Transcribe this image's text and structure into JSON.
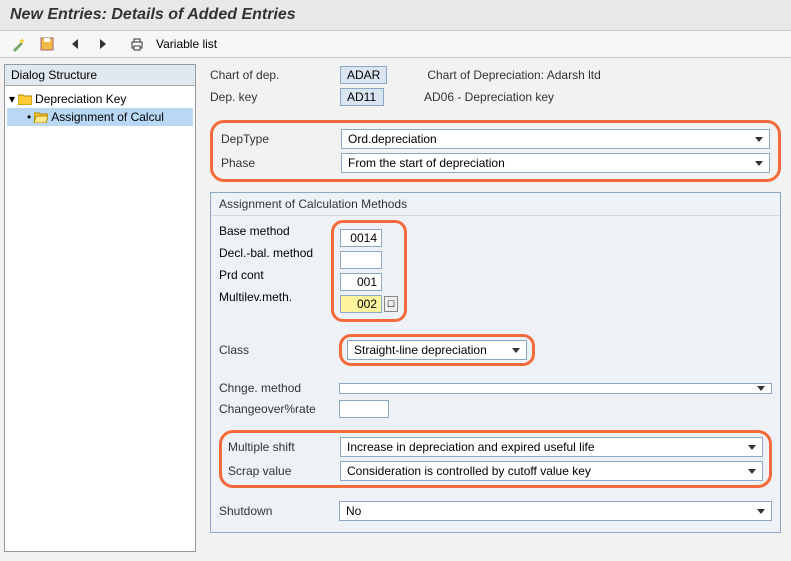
{
  "title": "New Entries: Details of Added Entries",
  "toolbar": {
    "variable_list": "Variable list"
  },
  "tree": {
    "header": "Dialog Structure",
    "root": "Depreciation Key",
    "child": "Assignment of Calcul"
  },
  "header": {
    "chart_label": "Chart of dep.",
    "chart_val": "ADAR",
    "chart_desc": "Chart of Depreciation: Adarsh ltd",
    "key_label": "Dep. key",
    "key_val": "AD11",
    "key_desc": "AD06 - Depreciation key"
  },
  "dep": {
    "type_label": "DepType",
    "type_val": "Ord.depreciation",
    "phase_label": "Phase",
    "phase_val": "From the start of depreciation"
  },
  "calc": {
    "title": "Assignment of Calculation Methods",
    "base_label": "Base method",
    "base_val": "0014",
    "decl_label": "Decl.-bal. method",
    "decl_val": "",
    "prd_label": "Prd cont",
    "prd_val": "001",
    "multi_label": "Multilev.meth.",
    "multi_val": "002",
    "class_label": "Class",
    "class_val": "Straight-line depreciation",
    "chnge_label": "Chnge. method",
    "chnge_val": "",
    "rate_label": "Changeover%rate",
    "rate_val": "",
    "shift_label": "Multiple shift",
    "shift_val": "Increase in depreciation and expired useful life",
    "scrap_label": "Scrap value",
    "scrap_val": "Consideration is controlled by cutoff value key",
    "shutdown_label": "Shutdown",
    "shutdown_val": "No"
  }
}
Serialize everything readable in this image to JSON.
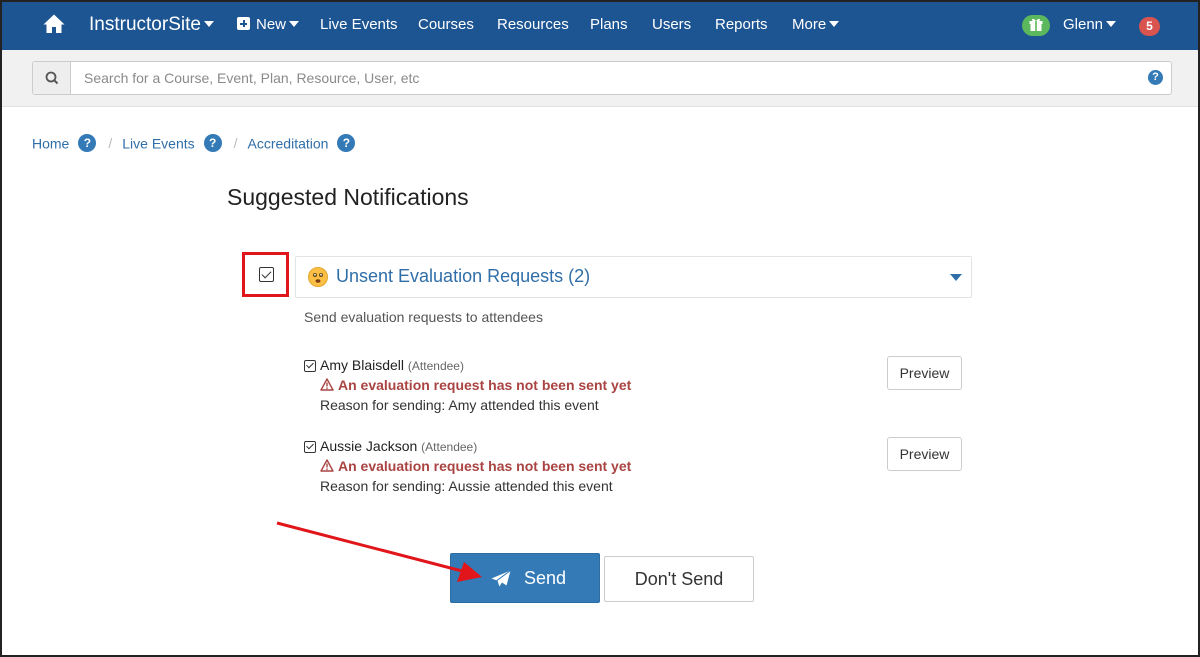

**Exercise task**: Pick out the lines containing the string "Assignment" and show them.

**Answer to this problem**:
    "child": "Assignment of Calcul"
    "title": "Assignment of Calculation Methods",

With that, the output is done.